> **Requirements**:
Where a line holds the string "Education", return that line.

> **Records provided**:
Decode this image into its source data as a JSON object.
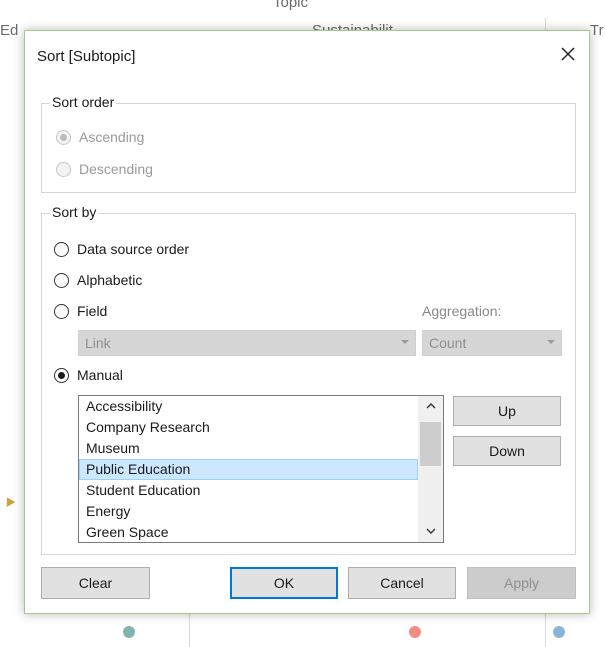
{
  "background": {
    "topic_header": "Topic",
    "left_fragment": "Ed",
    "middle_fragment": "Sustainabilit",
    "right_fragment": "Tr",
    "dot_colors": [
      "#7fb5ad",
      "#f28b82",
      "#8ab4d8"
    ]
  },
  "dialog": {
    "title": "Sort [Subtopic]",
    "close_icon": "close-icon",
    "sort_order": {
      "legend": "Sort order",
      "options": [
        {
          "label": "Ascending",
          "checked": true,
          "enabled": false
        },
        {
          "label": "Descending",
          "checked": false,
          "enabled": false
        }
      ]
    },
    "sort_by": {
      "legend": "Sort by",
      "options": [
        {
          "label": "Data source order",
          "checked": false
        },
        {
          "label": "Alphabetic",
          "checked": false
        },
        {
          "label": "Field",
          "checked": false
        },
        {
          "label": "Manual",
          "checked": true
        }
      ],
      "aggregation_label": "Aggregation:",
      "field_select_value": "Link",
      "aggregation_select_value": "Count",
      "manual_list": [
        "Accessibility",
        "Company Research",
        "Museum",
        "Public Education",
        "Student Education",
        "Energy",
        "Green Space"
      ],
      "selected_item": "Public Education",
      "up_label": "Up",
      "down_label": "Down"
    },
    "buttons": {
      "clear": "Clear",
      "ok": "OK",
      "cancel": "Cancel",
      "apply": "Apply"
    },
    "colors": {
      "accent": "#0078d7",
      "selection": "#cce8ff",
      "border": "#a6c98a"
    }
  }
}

> **Answer for the task**:
        "Public Education",
        "Student Education",
      "selected_item": "Public Education",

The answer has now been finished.